Records that describe figures:
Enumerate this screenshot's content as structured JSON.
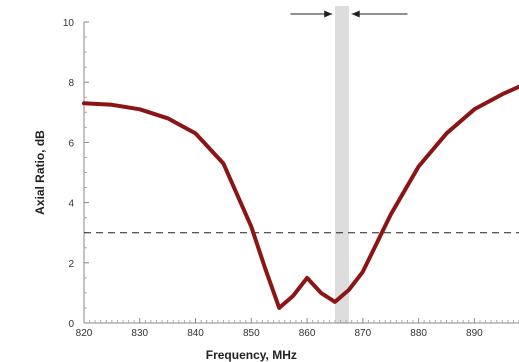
{
  "chart_data": {
    "type": "line",
    "title": "",
    "xlabel": "Frequency, MHz",
    "ylabel": "Axial Ratio, dB",
    "xlim": [
      820,
      898
    ],
    "ylim": [
      0,
      10
    ],
    "x_ticks": [
      820,
      830,
      840,
      850,
      860,
      870,
      880,
      890
    ],
    "y_ticks": [
      0,
      2,
      4,
      6,
      8,
      10
    ],
    "grid": false,
    "legend": "none",
    "series": [
      {
        "color": "#8b1414",
        "x": [
          820,
          825,
          830,
          835,
          840,
          845,
          850,
          852.5,
          855,
          857.5,
          860,
          862.5,
          865,
          867.5,
          870,
          875,
          880,
          885,
          890,
          895,
          898
        ],
        "y": [
          7.3,
          7.25,
          7.1,
          6.8,
          6.3,
          5.3,
          3.2,
          1.8,
          0.5,
          0.9,
          1.5,
          1.0,
          0.7,
          1.1,
          1.7,
          3.6,
          5.2,
          6.3,
          7.1,
          7.6,
          7.85
        ]
      }
    ],
    "reference_line": {
      "y": 3,
      "style": "dashed",
      "color": "#222222"
    },
    "highlight_band": {
      "x_start": 865,
      "x_end": 867.5,
      "color": "#dddddd"
    },
    "arrows": [
      {
        "from_x": 857,
        "to_x": 864.5,
        "y": 10.3
      },
      {
        "from_x": 878,
        "to_x": 868,
        "y": 10.3
      }
    ]
  }
}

EXERCISE:
Print every entry exactly as written, without the pictures.

WRITTEN REPLY:
Enumerate this screenshot's content as structured JSON.
{
  "chart_data": {
    "type": "line",
    "title": "",
    "xlabel": "Frequency, MHz",
    "ylabel": "Axial Ratio, dB",
    "xlim": [
      820,
      898
    ],
    "ylim": [
      0,
      10
    ],
    "x_ticks": [
      820,
      830,
      840,
      850,
      860,
      870,
      880,
      890
    ],
    "y_ticks": [
      0,
      2,
      4,
      6,
      8,
      10
    ],
    "grid": false,
    "legend": "none",
    "series": [
      {
        "color": "#8b1414",
        "x": [
          820,
          825,
          830,
          835,
          840,
          845,
          850,
          852.5,
          855,
          857.5,
          860,
          862.5,
          865,
          867.5,
          870,
          875,
          880,
          885,
          890,
          895,
          898
        ],
        "y": [
          7.3,
          7.25,
          7.1,
          6.8,
          6.3,
          5.3,
          3.2,
          1.8,
          0.5,
          0.9,
          1.5,
          1.0,
          0.7,
          1.1,
          1.7,
          3.6,
          5.2,
          6.3,
          7.1,
          7.6,
          7.85
        ]
      }
    ],
    "reference_line": {
      "y": 3,
      "style": "dashed",
      "color": "#222222"
    },
    "highlight_band": {
      "x_start": 865,
      "x_end": 867.5,
      "color": "#dddddd"
    },
    "arrows": [
      {
        "from_x": 857,
        "to_x": 864.5,
        "y": 10.3
      },
      {
        "from_x": 878,
        "to_x": 868,
        "y": 10.3
      }
    ]
  }
}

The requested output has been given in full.